Some records »
□ □ □ □

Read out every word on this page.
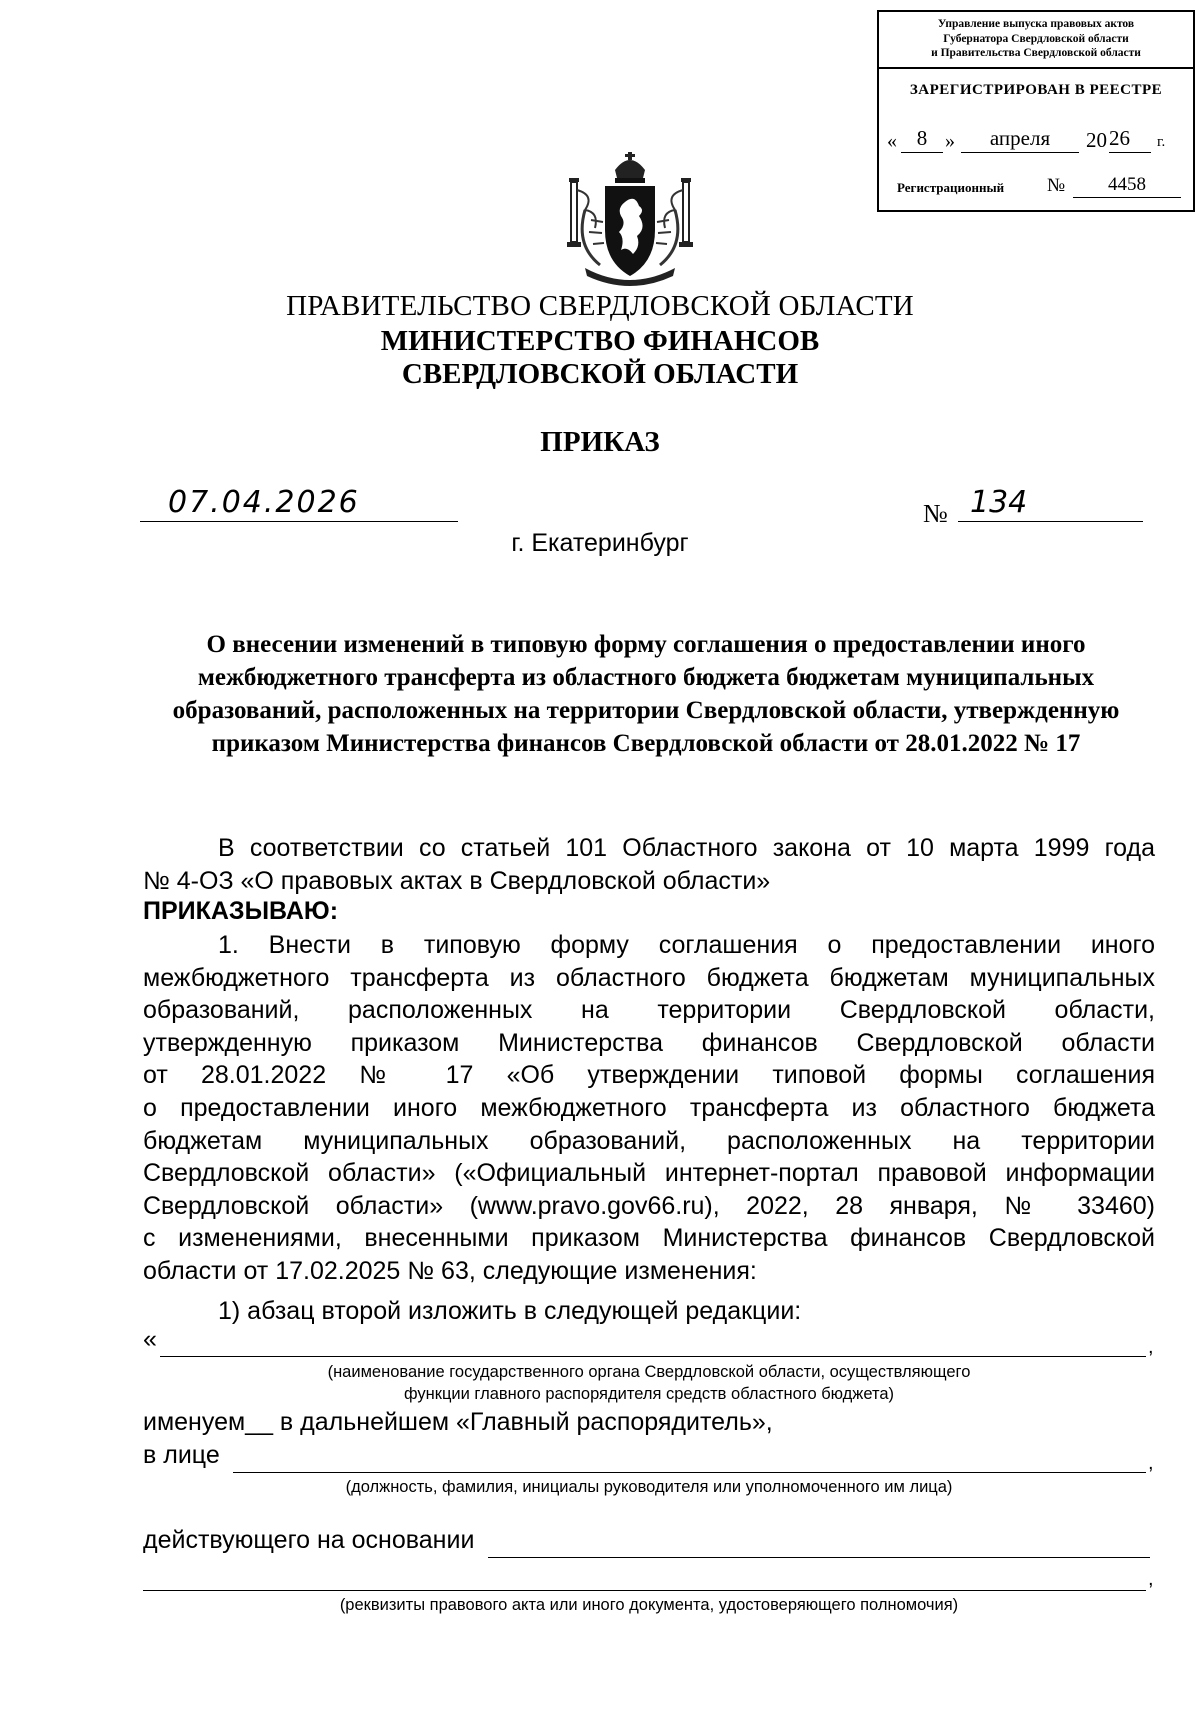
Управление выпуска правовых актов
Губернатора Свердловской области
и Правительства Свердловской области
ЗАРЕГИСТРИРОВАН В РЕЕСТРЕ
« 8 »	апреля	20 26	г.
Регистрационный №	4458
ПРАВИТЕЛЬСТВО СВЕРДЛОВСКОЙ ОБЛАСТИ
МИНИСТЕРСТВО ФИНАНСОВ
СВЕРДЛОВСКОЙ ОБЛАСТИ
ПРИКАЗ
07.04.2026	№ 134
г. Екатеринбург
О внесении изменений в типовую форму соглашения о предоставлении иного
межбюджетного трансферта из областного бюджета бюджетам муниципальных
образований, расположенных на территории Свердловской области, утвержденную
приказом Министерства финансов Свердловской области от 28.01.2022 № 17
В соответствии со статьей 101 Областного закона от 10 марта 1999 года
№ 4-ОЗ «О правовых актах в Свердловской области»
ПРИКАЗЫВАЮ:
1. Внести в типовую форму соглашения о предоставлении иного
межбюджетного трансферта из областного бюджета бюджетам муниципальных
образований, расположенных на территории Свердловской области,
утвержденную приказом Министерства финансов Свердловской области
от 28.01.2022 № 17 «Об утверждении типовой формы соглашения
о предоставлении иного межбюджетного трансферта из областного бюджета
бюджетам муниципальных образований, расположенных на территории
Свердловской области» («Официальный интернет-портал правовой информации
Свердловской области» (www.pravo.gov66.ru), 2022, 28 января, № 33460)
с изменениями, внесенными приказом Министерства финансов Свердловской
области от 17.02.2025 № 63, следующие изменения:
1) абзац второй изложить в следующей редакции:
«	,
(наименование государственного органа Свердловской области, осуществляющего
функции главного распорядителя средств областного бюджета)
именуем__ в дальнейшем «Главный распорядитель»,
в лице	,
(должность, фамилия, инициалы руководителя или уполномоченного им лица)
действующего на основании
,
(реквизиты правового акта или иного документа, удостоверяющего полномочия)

□ □ □ □

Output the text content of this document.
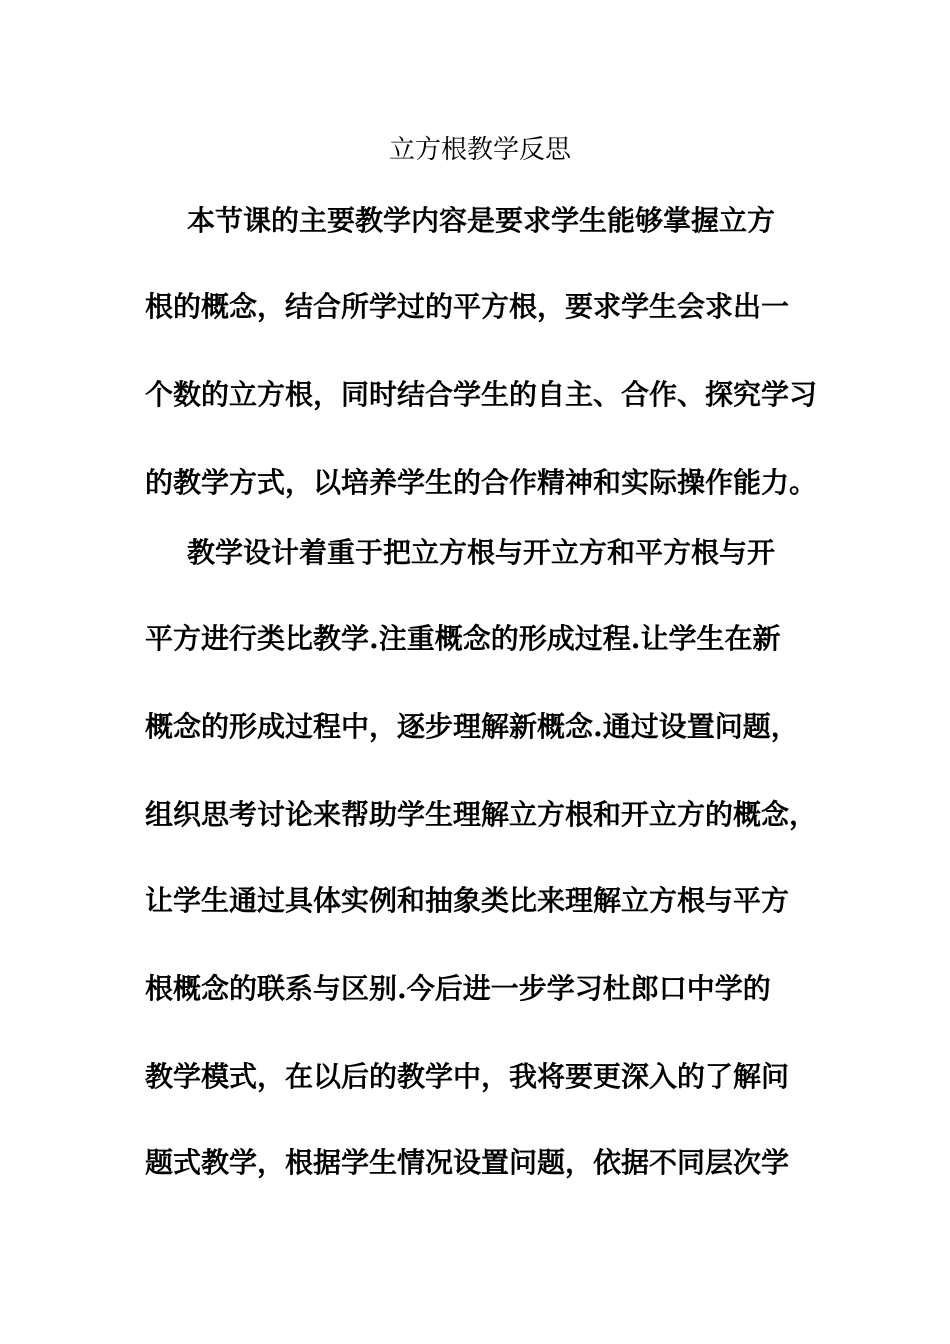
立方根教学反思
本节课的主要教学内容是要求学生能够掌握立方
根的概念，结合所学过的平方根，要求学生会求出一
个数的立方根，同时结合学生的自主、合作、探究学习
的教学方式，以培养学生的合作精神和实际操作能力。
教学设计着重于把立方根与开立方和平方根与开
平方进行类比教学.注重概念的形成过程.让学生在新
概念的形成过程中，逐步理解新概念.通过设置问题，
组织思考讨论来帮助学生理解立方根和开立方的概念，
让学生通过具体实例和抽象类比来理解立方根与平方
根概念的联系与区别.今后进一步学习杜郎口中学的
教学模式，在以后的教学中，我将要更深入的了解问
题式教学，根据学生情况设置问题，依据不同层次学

□ □ □ □

Directions for this task » Each line above that holds the string "соглашения" should be copied and shown.

Response »
О внесении изменений в типовую форму соглашения о предоставлении иного
1. Внести в типовую форму соглашения о предоставлении иного
от 28.01.2022 № 17 «Об утверждении типовой формы соглашения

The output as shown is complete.